Texte à lire
+===+
La Chine se positionne dans le secteur de la reconstruction du Soudan d’après-guerre, alors même que le conflit se poursuit . Pékin cherche ainsi à s’implanter en amont dans plusieurs secteurs, notamment les infrastructures portuaires et l’électricité.
Le mois passé, la Société des ports maritimes du Soudan a signé un accord avec China Harbour Engineering Company pour moderniser les installations existantes et développer de nouvelles infrastructures. Dans le secteur énergétique, Siyuan Energy doit évaluer l’état des centrales endommagées par la guerre, tout en fournissant des transformateurs et des sous-stations mobiles. Une autre entreprise chinoise, Hunan Construction, envisage également de participer à des projets hybrides de production d’électricité. La compagnie pétrolière chinoise CNPC a repris contact avec Khartoum pour relancer ses opérations dans le pays.
+===+
Entrées fournies
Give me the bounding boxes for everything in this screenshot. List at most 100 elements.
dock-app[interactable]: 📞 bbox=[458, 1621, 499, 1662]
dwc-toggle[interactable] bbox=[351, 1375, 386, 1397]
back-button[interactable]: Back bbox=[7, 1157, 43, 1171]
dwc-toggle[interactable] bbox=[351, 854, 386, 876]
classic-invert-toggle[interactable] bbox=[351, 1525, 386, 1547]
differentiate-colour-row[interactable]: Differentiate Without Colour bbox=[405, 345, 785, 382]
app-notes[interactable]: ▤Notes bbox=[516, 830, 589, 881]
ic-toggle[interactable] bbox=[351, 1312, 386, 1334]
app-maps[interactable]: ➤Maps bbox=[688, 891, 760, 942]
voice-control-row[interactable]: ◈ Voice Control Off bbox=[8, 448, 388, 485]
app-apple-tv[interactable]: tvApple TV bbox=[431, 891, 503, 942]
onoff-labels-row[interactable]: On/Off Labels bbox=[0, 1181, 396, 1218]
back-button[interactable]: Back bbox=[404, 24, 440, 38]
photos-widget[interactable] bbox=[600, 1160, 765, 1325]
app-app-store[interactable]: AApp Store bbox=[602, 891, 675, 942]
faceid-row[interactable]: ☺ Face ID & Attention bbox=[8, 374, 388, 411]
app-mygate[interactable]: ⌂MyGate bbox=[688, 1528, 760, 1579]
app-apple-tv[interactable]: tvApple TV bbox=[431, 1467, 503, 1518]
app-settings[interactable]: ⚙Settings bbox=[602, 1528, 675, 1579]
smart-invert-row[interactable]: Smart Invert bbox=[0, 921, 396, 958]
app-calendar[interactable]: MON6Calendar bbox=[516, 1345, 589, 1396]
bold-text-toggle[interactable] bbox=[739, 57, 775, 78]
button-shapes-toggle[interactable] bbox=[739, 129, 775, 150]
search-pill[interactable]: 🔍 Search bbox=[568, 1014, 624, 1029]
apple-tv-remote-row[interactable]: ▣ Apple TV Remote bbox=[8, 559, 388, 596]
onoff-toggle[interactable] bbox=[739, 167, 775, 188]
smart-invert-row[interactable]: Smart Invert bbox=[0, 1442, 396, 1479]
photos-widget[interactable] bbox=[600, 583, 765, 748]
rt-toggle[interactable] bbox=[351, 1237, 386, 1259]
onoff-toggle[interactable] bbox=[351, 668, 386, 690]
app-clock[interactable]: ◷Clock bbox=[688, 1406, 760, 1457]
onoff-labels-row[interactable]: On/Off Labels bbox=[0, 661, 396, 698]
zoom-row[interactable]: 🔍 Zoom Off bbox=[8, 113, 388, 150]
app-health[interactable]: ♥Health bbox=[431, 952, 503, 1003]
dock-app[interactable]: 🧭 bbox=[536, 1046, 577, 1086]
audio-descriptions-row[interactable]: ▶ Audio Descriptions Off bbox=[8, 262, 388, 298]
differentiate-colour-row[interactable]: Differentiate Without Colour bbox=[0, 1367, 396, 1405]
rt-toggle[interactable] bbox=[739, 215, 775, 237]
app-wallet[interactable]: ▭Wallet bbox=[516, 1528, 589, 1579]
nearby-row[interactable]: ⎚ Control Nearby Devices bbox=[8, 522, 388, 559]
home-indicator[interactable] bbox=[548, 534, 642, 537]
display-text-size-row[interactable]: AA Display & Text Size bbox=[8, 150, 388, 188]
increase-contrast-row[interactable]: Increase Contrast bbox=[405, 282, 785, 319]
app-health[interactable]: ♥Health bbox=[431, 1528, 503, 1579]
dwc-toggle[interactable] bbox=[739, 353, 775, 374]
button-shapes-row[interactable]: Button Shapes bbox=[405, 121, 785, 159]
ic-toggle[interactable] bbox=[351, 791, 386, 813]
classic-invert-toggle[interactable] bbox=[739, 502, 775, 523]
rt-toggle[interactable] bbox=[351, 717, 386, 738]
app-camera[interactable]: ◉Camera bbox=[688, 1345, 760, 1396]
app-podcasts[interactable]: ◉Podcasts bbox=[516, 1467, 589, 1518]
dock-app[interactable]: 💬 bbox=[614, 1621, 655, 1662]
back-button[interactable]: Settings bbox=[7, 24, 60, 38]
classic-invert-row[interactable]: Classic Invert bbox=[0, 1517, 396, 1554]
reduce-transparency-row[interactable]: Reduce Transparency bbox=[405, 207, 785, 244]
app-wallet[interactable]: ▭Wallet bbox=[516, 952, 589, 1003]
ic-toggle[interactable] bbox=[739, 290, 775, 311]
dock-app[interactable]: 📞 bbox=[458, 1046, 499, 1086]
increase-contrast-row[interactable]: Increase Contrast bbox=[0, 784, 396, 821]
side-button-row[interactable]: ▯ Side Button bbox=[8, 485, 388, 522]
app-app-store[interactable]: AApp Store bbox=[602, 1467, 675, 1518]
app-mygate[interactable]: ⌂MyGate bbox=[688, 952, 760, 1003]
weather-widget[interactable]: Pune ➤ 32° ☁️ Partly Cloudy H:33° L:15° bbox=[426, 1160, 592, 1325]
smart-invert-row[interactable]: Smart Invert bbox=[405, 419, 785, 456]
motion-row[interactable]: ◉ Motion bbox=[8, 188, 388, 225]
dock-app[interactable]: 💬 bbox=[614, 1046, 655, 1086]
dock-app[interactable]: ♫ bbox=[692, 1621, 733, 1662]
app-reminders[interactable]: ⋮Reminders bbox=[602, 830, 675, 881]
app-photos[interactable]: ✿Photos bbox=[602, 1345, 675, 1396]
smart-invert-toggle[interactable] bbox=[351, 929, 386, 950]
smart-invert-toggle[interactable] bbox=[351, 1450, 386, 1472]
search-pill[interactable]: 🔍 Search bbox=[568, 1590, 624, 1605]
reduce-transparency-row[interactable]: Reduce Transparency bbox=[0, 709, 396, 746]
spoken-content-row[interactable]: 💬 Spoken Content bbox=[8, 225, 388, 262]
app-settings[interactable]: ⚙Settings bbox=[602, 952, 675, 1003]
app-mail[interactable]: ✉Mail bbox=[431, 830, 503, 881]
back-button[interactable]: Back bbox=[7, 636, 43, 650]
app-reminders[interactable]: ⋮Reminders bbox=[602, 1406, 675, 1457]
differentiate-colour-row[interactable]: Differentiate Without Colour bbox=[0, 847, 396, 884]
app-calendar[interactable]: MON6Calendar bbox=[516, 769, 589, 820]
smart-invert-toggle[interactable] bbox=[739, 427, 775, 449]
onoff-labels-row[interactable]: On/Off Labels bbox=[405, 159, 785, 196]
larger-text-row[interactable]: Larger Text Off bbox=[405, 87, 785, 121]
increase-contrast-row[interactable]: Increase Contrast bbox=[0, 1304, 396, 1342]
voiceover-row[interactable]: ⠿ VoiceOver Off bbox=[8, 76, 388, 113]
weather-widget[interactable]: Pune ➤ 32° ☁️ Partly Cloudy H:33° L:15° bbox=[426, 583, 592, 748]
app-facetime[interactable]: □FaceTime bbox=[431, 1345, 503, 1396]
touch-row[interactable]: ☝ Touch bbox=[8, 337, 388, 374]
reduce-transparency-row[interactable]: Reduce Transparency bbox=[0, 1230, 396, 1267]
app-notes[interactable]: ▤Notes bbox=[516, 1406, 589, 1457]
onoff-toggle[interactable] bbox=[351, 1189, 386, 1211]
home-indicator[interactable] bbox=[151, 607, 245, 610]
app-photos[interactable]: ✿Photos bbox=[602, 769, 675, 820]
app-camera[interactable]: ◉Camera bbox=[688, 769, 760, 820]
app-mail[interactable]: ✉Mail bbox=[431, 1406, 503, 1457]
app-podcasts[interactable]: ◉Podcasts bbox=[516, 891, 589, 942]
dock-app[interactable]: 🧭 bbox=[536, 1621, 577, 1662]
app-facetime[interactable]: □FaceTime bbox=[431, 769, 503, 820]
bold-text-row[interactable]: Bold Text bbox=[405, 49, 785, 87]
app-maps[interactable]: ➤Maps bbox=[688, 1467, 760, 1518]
+===+
Exercice 1
Pour chacune des affirmations (a), (b) et (c), indiquez par oui ou par non si elle concorde avec le texte sur la reconstruction du Soudan, en citant les mots qui tranchent. (a) La Société des ports maritimes du Soudan a conclu un accord avec China Harbour Engineering Company. (b) Le conflit au Soudan a pris fin. (c) Hunan Construction doit fournir des transformateurs et des sous-stations mobiles.
Exercice 2
Répondez d'après le texte sur la reconstruction du Soudan :
(a) Dans quels secteurs Pékin cherche-t-il notamment à s'implanter en amont ?
(b) À quels projets Hunan Construction envisage-t-elle de participer ?
(c) Quelle compagnie pétrolière chinoise a repris contact avec Khartoum ?
Exercice 3
Rédigez la suite du texte sur la reconstruction du Soudan à partir de sa dernière phrase.
Les entrées proviennent d'une source distincte de celle du texte.

Réponse 1
(a) Oui : « la Société des ports maritimes du Soudan a signé un accord avec China Harbour Engineering Company ».
(b) Non : « alors même que le conflit se poursuit ».
(c) Non : « Siyuan Energy doit évaluer l’état des centrales endommagées par la guerre, tout en fournissant des transformateurs et des sous-stations mobiles ».

Réponse 2
(a) Les infrastructures portuaires et l'électricité.
(b) À des projets hybrides de production d'électricité.
(c) CNPC.

Réponse 3
Cette mobilisation pourrait conférer aux entreprises chinoises un avantage à la fin de la guerre et lors de la reconstruction. En nouant dès maintenant des relations avec Khartoum, elles se placent en bonne position pour obtenir des contrats futurs et consolider leur présence dans des secteurs clés du pays. Elles pourraient également bénéficier de conditions commerciales favorables.
Dans son approche, Pékin doit également tenir compte des difficultés financières du Soudan. Le gouvernement soudanais dispose en effet d’une marge de manœuvre financière réduite. La guerre a détruit de nombreuses infrastructures, affaibli les institutions et aggravé les besoins de financement, tandis que les sanctions occidentales et les risques sécuritaires continuent de dissuader une partie des investisseurs étrangers.
Un contexte qui devra obliger la Chine à financer elle-même ces projets qui l’intéressent. D’où la question du mode de financement, de la hauteur et des conditions de remboursement, en cas de prêts, se posera avec acuité. Depuis plusieurs années, Pékin se montre de plus en plus frileux face aux risques liés à l’instabilité politique, économique et parfois sociale des pays africains et à leur impact sur ses financements.
Cette approche reste néanmoins conditionnée par l’évolution du conflit. Les accords conclus témoignent d’un intérêt réel, mais leur mise en œuvre dépendra de la sécurité, du financement disponible et de l’émergence d’un cadre politique suffisamment stable.